> **WORK TO COMPLETE**
From the data that follows, copy every line holding the string "Cultural".

[Data entries]
---+---

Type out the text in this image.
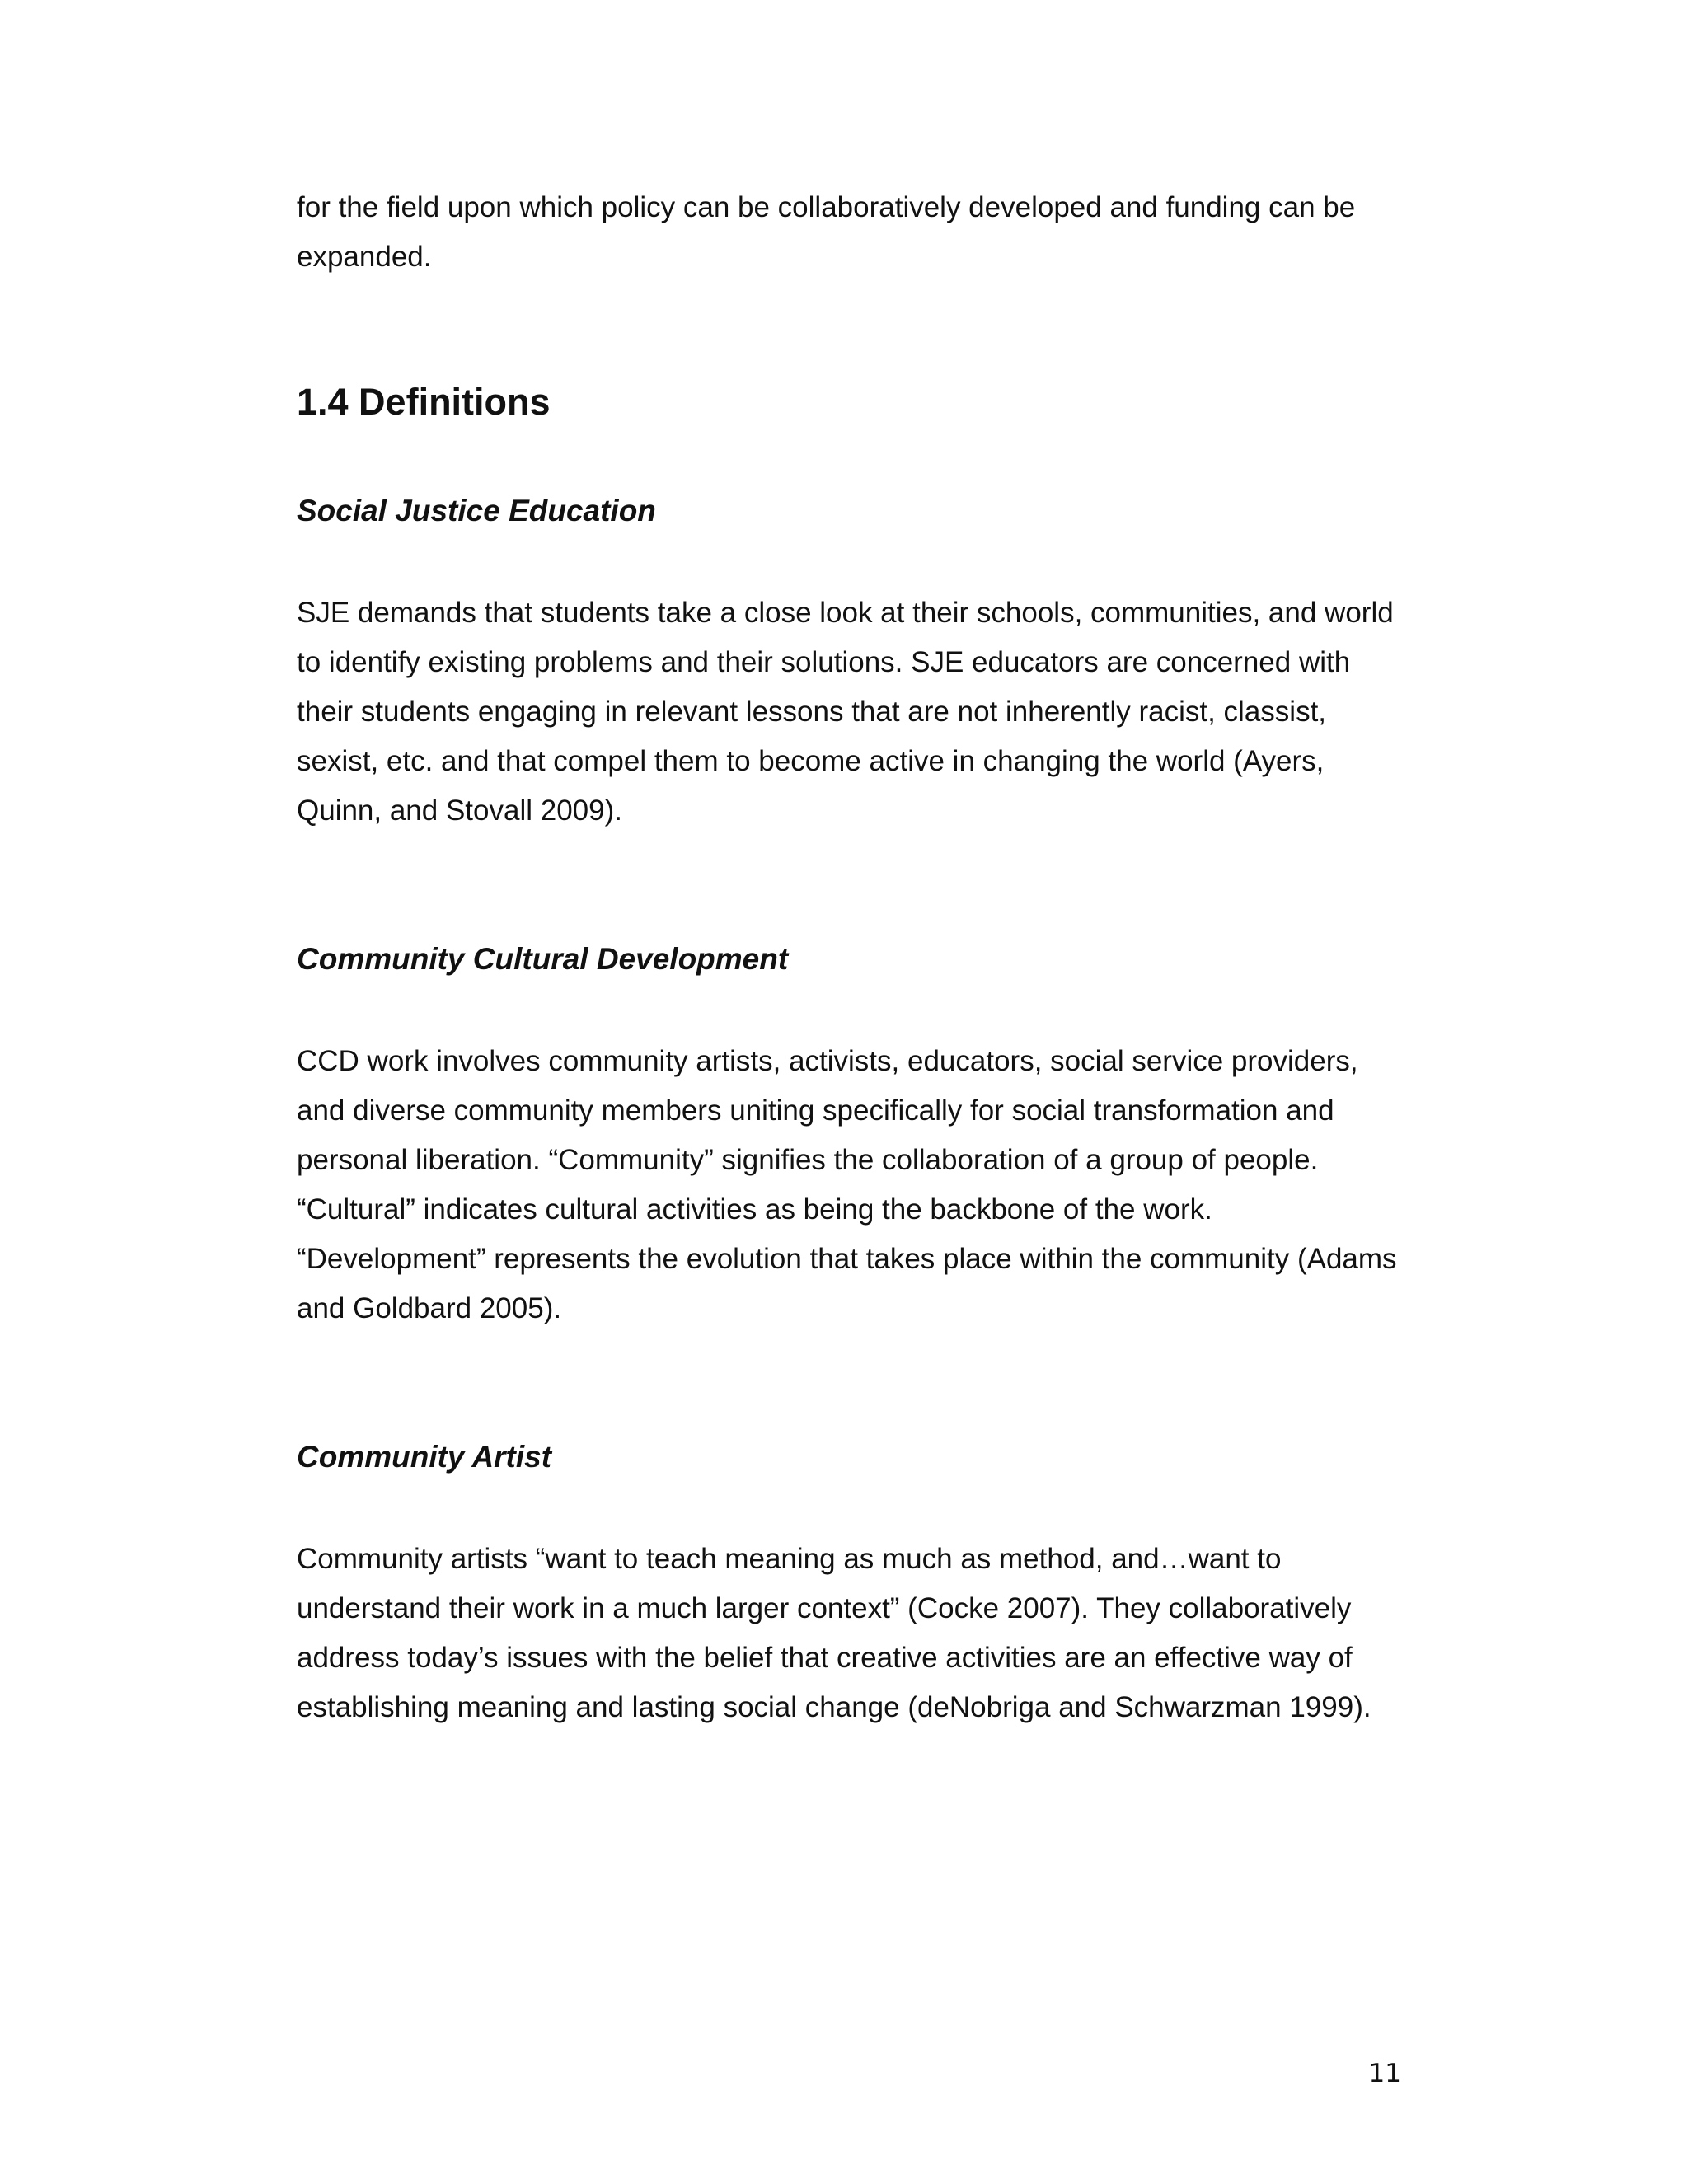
for the field upon which policy can be collaboratively developed and funding can be expanded.

1.4 Definitions
Social Justice Education

SJE demands that students take a close look at their schools, communities, and world to identify existing problems and their solutions. SJE educators are concerned with their students engaging in relevant lessons that are not inherently racist, classist, sexist, etc. and that compel them to become active in changing the world (Ayers, Quinn, and Stovall 2009).

Community Cultural Development

CCD work involves community artists, activists, educators, social service providers, and diverse community members uniting specifically for social transformation and personal liberation. “Community” signifies the collaboration of a group of people. “Cultural” indicates cultural activities as being the backbone of the work. “Development” represents the evolution that takes place within the community (Adams and Goldbard 2005).

Community Artist

Community artists “want to teach meaning as much as method, and…want to understand their work in a much larger context” (Cocke 2007). They collaboratively address today’s issues with the belief that creative activities are an effective way of establishing meaning and lasting social change (deNobriga and Schwarzman 1999).

11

---+---

> **RESPONSE FOR THIS EXERCISE**
Community Cultural Development
CCD work involves community artists, activists, educators, social service providers, and diverse community members uniting specifically for social transformation and personal liberation. “Community” signifies the collaboration of a group of people. “Cultural” indicates cultural activities as being the backbone of the work. “Development” represents the evolution that takes place within the community (Adams and Goldbard 2005).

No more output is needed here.